Change "Mileage" to "Distance" in the records, starting at the line that contains "chevron-down-icon[interactable]: ⌄ — [212, 207, 221, 220]" and ending at the line that contains "chevron-down-icon[interactable]: ⌄ — [212, 365, 221, 378]", and give back only those lines with nothing else altered.

--- Records for processing ---

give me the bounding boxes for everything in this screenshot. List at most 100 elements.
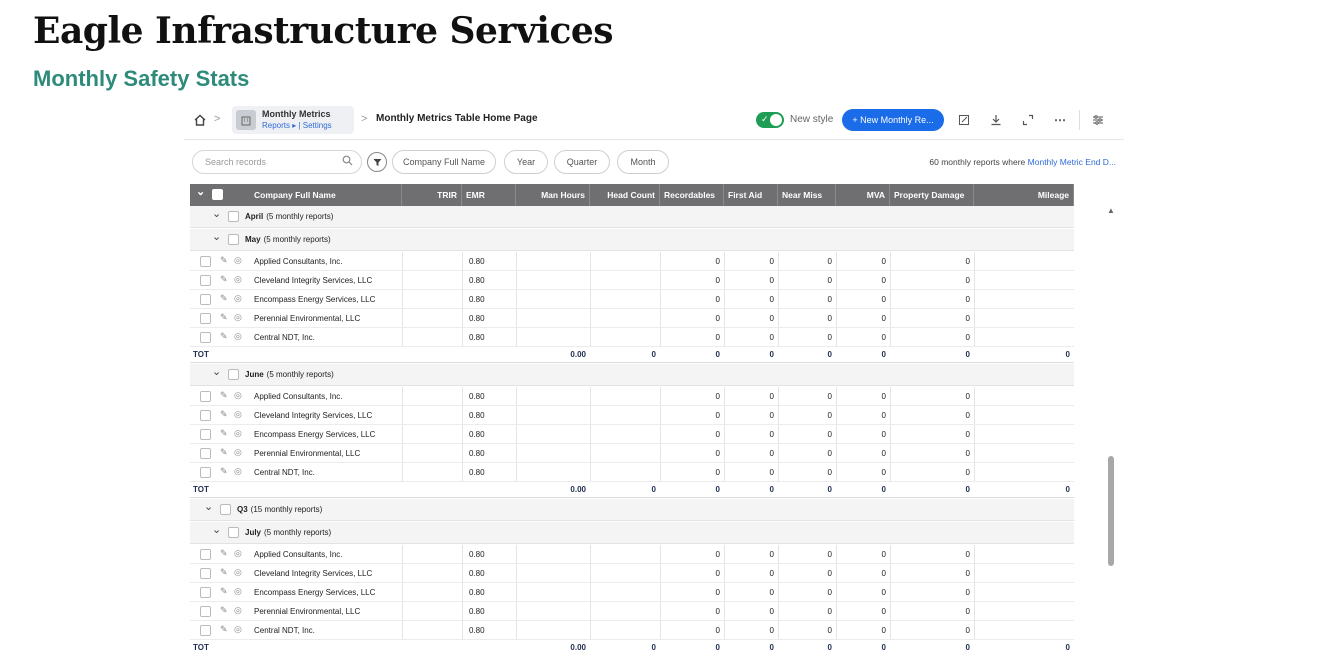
chevron-down-icon[interactable]: ⌄ — [212, 207, 221, 220]
column-header[interactable]: Head Count — [590, 184, 660, 206]
pencil-icon[interactable]: ✎ — [220, 274, 228, 285]
column-header[interactable]: Mileage — [974, 184, 1074, 206]
scroll-thumb[interactable] — [1108, 456, 1114, 566]
table-row[interactable]: ✎ ◎ Perennial Environmental, LLC 0.80 0 0 0 0 0 — [190, 444, 1074, 463]
row-checkbox[interactable] — [200, 587, 211, 598]
group-row[interactable]: ⌄ May (5 monthly reports) — [190, 229, 1074, 251]
table-row[interactable]: ✎ ◎ Applied Consultants, Inc. 0.80 0 0 0 0 0 — [190, 252, 1074, 271]
eye-icon[interactable]: ◎ — [234, 586, 242, 597]
row-checkbox[interactable] — [200, 467, 211, 478]
search-icon[interactable] — [342, 155, 353, 169]
pencil-icon[interactable]: ✎ — [220, 605, 228, 616]
chevron-down-icon[interactable]: ⌄ — [212, 365, 221, 378]
pencil-icon[interactable]: ✎ — [220, 390, 228, 401]
eye-icon[interactable]: ◎ — [234, 409, 242, 420]
eye-icon[interactable]: ◎ — [234, 624, 242, 635]
table-row[interactable]: ✎ ◎ Perennial Environmental, LLC 0.80 0 0 0 0 0 — [190, 602, 1074, 621]
pencil-icon[interactable]: ✎ — [220, 293, 228, 304]
row-checkbox[interactable] — [200, 568, 211, 579]
row-checkbox[interactable] — [200, 625, 211, 636]
row-checkbox[interactable] — [200, 391, 211, 402]
chevron-down-icon[interactable]: ⌄ — [196, 184, 205, 203]
row-checkbox[interactable] — [200, 275, 211, 286]
chevron-down-icon[interactable]: ⌄ — [204, 500, 213, 513]
row-checkbox[interactable] — [200, 448, 211, 459]
group-checkbox[interactable] — [220, 504, 231, 515]
row-checkbox[interactable] — [200, 606, 211, 617]
eye-icon[interactable]: ◎ — [234, 331, 242, 342]
filter-icon[interactable] — [367, 152, 387, 172]
eye-icon[interactable]: ◎ — [234, 312, 242, 323]
select-all-checkbox[interactable] — [212, 189, 223, 200]
app-chip[interactable]: Monthly Metrics Reports ▸ | Settings — [232, 106, 354, 134]
table-row[interactable]: ✎ ◎ Encompass Energy Services, LLC 0.80 0 0 0 0… — [190, 290, 1074, 309]
table-row[interactable]: ✎ ◎ Central NDT, Inc. 0.80 0 0 0 0 0 — [190, 621, 1074, 640]
eye-icon[interactable]: ◎ — [234, 466, 242, 477]
pencil-icon[interactable]: ✎ — [220, 255, 228, 266]
group-checkbox[interactable] — [228, 211, 239, 222]
table-row[interactable]: ✎ ◎ Cleveland Integrity Services, LLC 0.80 0… — [190, 271, 1074, 290]
column-header[interactable]: EMR — [462, 184, 516, 206]
group-row[interactable]: ⌄ April (5 monthly reports) — [190, 206, 1074, 228]
column-header[interactable]: Company Full Name — [248, 184, 402, 206]
eye-icon[interactable]: ◎ — [234, 390, 242, 401]
chevron-down-icon[interactable]: ⌄ — [212, 230, 221, 243]
pencil-icon[interactable]: ✎ — [220, 567, 228, 578]
pencil-icon[interactable]: ✎ — [220, 447, 228, 458]
pill-month[interactable]: Month — [617, 150, 669, 174]
eye-icon[interactable]: ◎ — [234, 255, 242, 266]
eye-icon[interactable]: ◎ — [234, 428, 242, 439]
eye-icon[interactable]: ◎ — [234, 548, 242, 559]
pencil-icon[interactable]: ✎ — [220, 428, 228, 439]
download-icon[interactable] — [988, 112, 1004, 128]
pencil-icon[interactable]: ✎ — [220, 548, 228, 559]
eye-icon[interactable]: ◎ — [234, 447, 242, 458]
group-row[interactable]: ⌄ Q3 (15 monthly reports) — [190, 499, 1074, 521]
scroll-up-icon[interactable]: ▲ — [1107, 206, 1115, 215]
home-icon[interactable] — [192, 112, 208, 128]
column-header[interactable]: TRIR — [402, 184, 462, 206]
group-row[interactable]: ⌄ June (5 monthly reports) — [190, 364, 1074, 386]
column-header[interactable]: Man Hours — [516, 184, 590, 206]
pencil-icon[interactable]: ✎ — [220, 466, 228, 477]
pill-quarter[interactable]: Quarter — [554, 150, 610, 174]
eye-icon[interactable]: ◎ — [234, 274, 242, 285]
expand-icon[interactable] — [1020, 112, 1036, 128]
table-row[interactable]: ✎ ◎ Applied Consultants, Inc. 0.80 0 0 0 0 0 — [190, 545, 1074, 564]
row-checkbox[interactable] — [200, 332, 211, 343]
group-checkbox[interactable] — [228, 527, 239, 538]
column-header[interactable]: Recordables — [660, 184, 724, 206]
pencil-icon[interactable]: ✎ — [220, 331, 228, 342]
search-field[interactable] — [192, 150, 362, 174]
app-links[interactable]: Reports ▸ | Settings — [262, 120, 332, 131]
pencil-icon[interactable]: ✎ — [220, 624, 228, 635]
row-checkbox[interactable] — [200, 429, 211, 440]
new-style-toggle[interactable]: ✓ — [756, 112, 784, 128]
column-header[interactable]: First Aid — [724, 184, 778, 206]
eye-icon[interactable]: ◎ — [234, 293, 242, 304]
eye-icon[interactable]: ◎ — [234, 605, 242, 616]
row-checkbox[interactable] — [200, 313, 211, 324]
settings-sliders-icon[interactable] — [1090, 112, 1106, 128]
eye-icon[interactable]: ◎ — [234, 567, 242, 578]
pencil-icon[interactable]: ✎ — [220, 586, 228, 597]
table-row[interactable]: ✎ ◎ Encompass Energy Services, LLC 0.80 0 0 0 0… — [190, 425, 1074, 444]
table-row[interactable]: ✎ ◎ Cleveland Integrity Services, LLC 0.80 0… — [190, 564, 1074, 583]
row-checkbox[interactable] — [200, 294, 211, 305]
vertical-scrollbar[interactable]: ▲ — [1106, 200, 1116, 656]
column-header[interactable]: MVA — [836, 184, 890, 206]
table-row[interactable]: ✎ ◎ Central NDT, Inc. 0.80 0 0 0 0 0 — [190, 328, 1074, 347]
table-row[interactable]: ✎ ◎ Perennial Environmental, LLC 0.80 0 0 0 0 0 — [190, 309, 1074, 328]
group-checkbox[interactable] — [228, 369, 239, 380]
edit-layout-icon[interactable] — [956, 112, 972, 128]
table-row[interactable]: ✎ ◎ Encompass Energy Services, LLC 0.80 0 0 0 0… — [190, 583, 1074, 602]
table-row[interactable]: ✎ ◎ Central NDT, Inc. 0.80 0 0 0 0 0 — [190, 463, 1074, 482]
row-checkbox[interactable] — [200, 256, 211, 267]
table-row[interactable]: ✎ ◎ Cleveland Integrity Services, LLC 0.80 0… — [190, 406, 1074, 425]
row-checkbox[interactable] — [200, 549, 211, 560]
pill-company-full-name[interactable]: Company Full Name — [392, 150, 496, 174]
table-row[interactable]: ✎ ◎ Applied Consultants, Inc. 0.80 0 0 0 0 0 — [190, 387, 1074, 406]
column-header[interactable]: Property Damage — [890, 184, 974, 206]
chevron-down-icon[interactable]: ⌄ — [212, 523, 221, 536]
pencil-icon[interactable]: ✎ — [220, 409, 228, 420]
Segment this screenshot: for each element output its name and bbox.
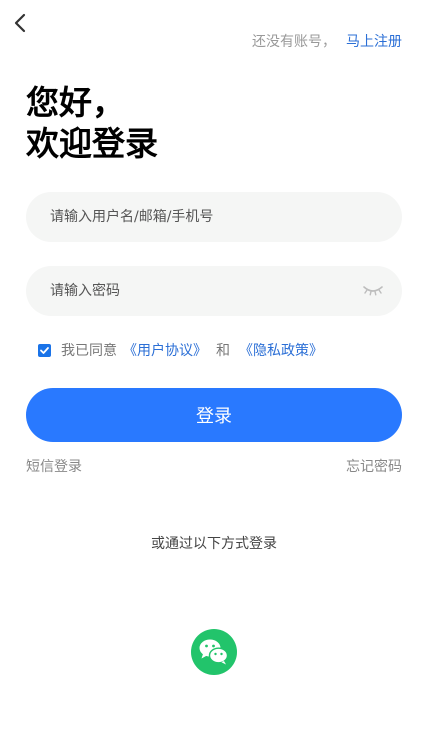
sms-login-link[interactable]: 短信登录	[26, 456, 82, 476]
checkmark-icon	[40, 346, 49, 354]
page-title: 您好， 欢迎登录	[26, 82, 158, 164]
login-button[interactable]: 登录	[26, 388, 402, 442]
forgot-password-link[interactable]: 忘记密码	[346, 456, 402, 476]
username-input[interactable]	[50, 192, 352, 242]
register-prompt: 还没有账号， 马上注册	[252, 32, 402, 52]
password-visibility-toggle[interactable]	[362, 282, 384, 298]
password-field[interactable]	[26, 266, 402, 316]
agreement-conjunction: 和	[216, 343, 230, 359]
agreement-prefix: 我已同意	[61, 343, 117, 359]
wechat-login-button[interactable]	[191, 629, 237, 675]
agreement-row: 我已同意 《用户协议》 和 《隐私政策》	[38, 340, 323, 360]
wechat-icon	[199, 639, 229, 665]
user-agreement-link[interactable]: 《用户协议》	[123, 340, 207, 360]
username-field[interactable]	[26, 192, 402, 242]
no-account-hint: 还没有账号，	[252, 34, 336, 50]
password-input[interactable]	[50, 266, 352, 316]
greeting-line-1: 您好，	[26, 83, 125, 122]
privacy-policy-link[interactable]: 《隐私政策》	[239, 340, 323, 360]
alternative-login-title: 或通过以下方式登录	[151, 536, 277, 552]
chevron-left-icon	[14, 13, 26, 33]
register-link[interactable]: 马上注册	[346, 34, 402, 50]
agreement-checkbox[interactable]	[38, 343, 51, 357]
eye-closed-icon	[363, 286, 383, 296]
greeting-line-2: 欢迎登录	[26, 124, 158, 163]
back-button[interactable]	[10, 10, 32, 36]
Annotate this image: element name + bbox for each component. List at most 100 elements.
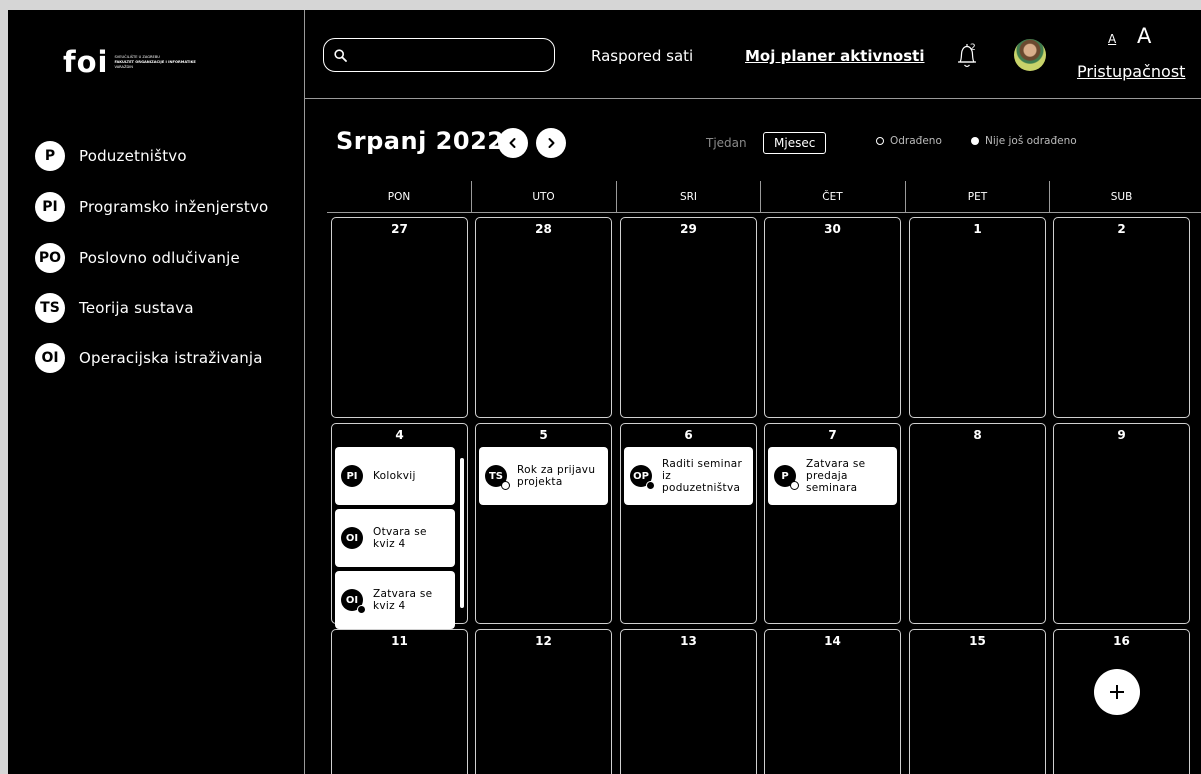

---

• _Task output_:
chevron-down-icon[interactable]: ⌄ — [212, 207, 221, 220]
column-header[interactable]: Head Count — [590, 184, 660, 206]
pencil-icon[interactable]: ✎ — [220, 274, 228, 285]
column-header[interactable]: Distance — [974, 184, 1074, 206]
scroll-thumb[interactable] — [1108, 456, 1114, 566]
table-row[interactable]: ✎ ◎ Perennial Environmental, LLC 0.80 0 0 0 0 0 — [190, 444, 1074, 463]
row-checkbox[interactable] — [200, 587, 211, 598]
group-row[interactable]: ⌄ May (5 monthly reports) — [190, 229, 1074, 251]
table-row[interactable]: ✎ ◎ Applied Consultants, Inc. 0.80 0 0 0 0 0 — [190, 252, 1074, 271]
eye-icon[interactable]: ◎ — [234, 586, 242, 597]
row-checkbox[interactable] — [200, 467, 211, 478]
search-icon[interactable] — [342, 155, 353, 169]
pencil-icon[interactable]: ✎ — [220, 605, 228, 616]
chevron-down-icon[interactable]: ⌄ — [212, 365, 221, 378]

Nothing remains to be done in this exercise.